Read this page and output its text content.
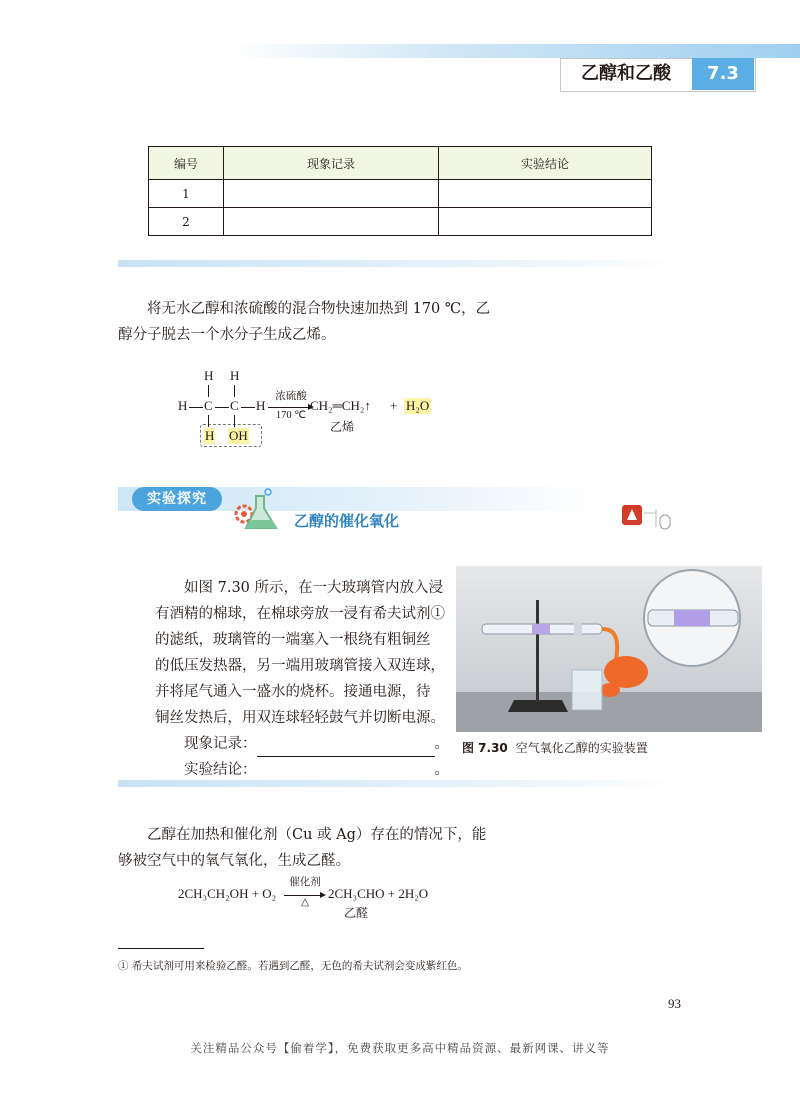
乙醇和乙酸	7.3
编号	现象记录	实验结论
1		
2		
将无水乙醇和浓硫酸的混合物快速加热到 170 ℃，乙
醇分子脱去一个水分子生成乙烯。
H H
H C C H
H OH
浓硫酸
170 ℃
CH₂═CH₂↑ + H₂O
乙烯
实验探究
乙醇的催化氧化
如图 7.30 所示，在一大玻璃管内放入浸
有酒精的棉球，在棉球旁放一浸有希夫试剂①
的滤纸，玻璃管的一端塞入一根绕有粗铜丝
的低压发热器，另一端用玻璃管接入双连球，
并将尾气通入一盛水的烧杯。接通电源，待
铜丝发热后，用双连球轻轻鼓气并切断电源。
现象记录：	。
实验结论：	。
图 7.30 空气氧化乙醇的实验装置
乙醇在加热和催化剂（Cu 或 Ag）存在的情况下，能
够被空气中的氧气氧化，生成乙醛。
2CH₃CH₂OH + O₂
催化剂
△
2CH₃CHO + 2H₂O
乙醛
① 希夫试剂可用来检验乙醛。若遇到乙醛，无色的希夫试剂会变成紫红色。
93
关注精品公众号【偷着学】，免费获取更多高中精品资源、最新网课、讲义等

--*--

— Stated goal —
Copy the listing in full and without alteration, omitting every picture.

— Solution for this task —
Read this page and output its text content.
乙醇和乙酸	7.3
编号	现象记录	实验结论
1		
2		
将无水乙醇和浓硫酸的混合物快速加热到 170 ℃，乙
醇分子脱去一个水分子生成乙烯。
H H
H C C H
H OH
浓硫酸
170 ℃
CH₂═CH₂↑ + H₂O
乙烯
实验探究
乙醇的催化氧化
如图 7.30 所示，在一大玻璃管内放入浸
有酒精的棉球，在棉球旁放一浸有希夫试剂①
的滤纸，玻璃管的一端塞入一根绕有粗铜丝
的低压发热器，另一端用玻璃管接入双连球，
并将尾气通入一盛水的烧杯。接通电源，待
铜丝发热后，用双连球轻轻鼓气并切断电源。
现象记录：	。
实验结论：	。
图 7.30 空气氧化乙醇的实验装置
乙醇在加热和催化剂（Cu 或 Ag）存在的情况下，能
够被空气中的氧气氧化，生成乙醛。
2CH₃CH₂OH + O₂
催化剂
△
2CH₃CHO + 2H₂O
乙醛
① 希夫试剂可用来检验乙醛。若遇到乙醛，无色的希夫试剂会变成紫红色。
93
关注精品公众号【偷着学】，免费获取更多高中精品资源、最新网课、讲义等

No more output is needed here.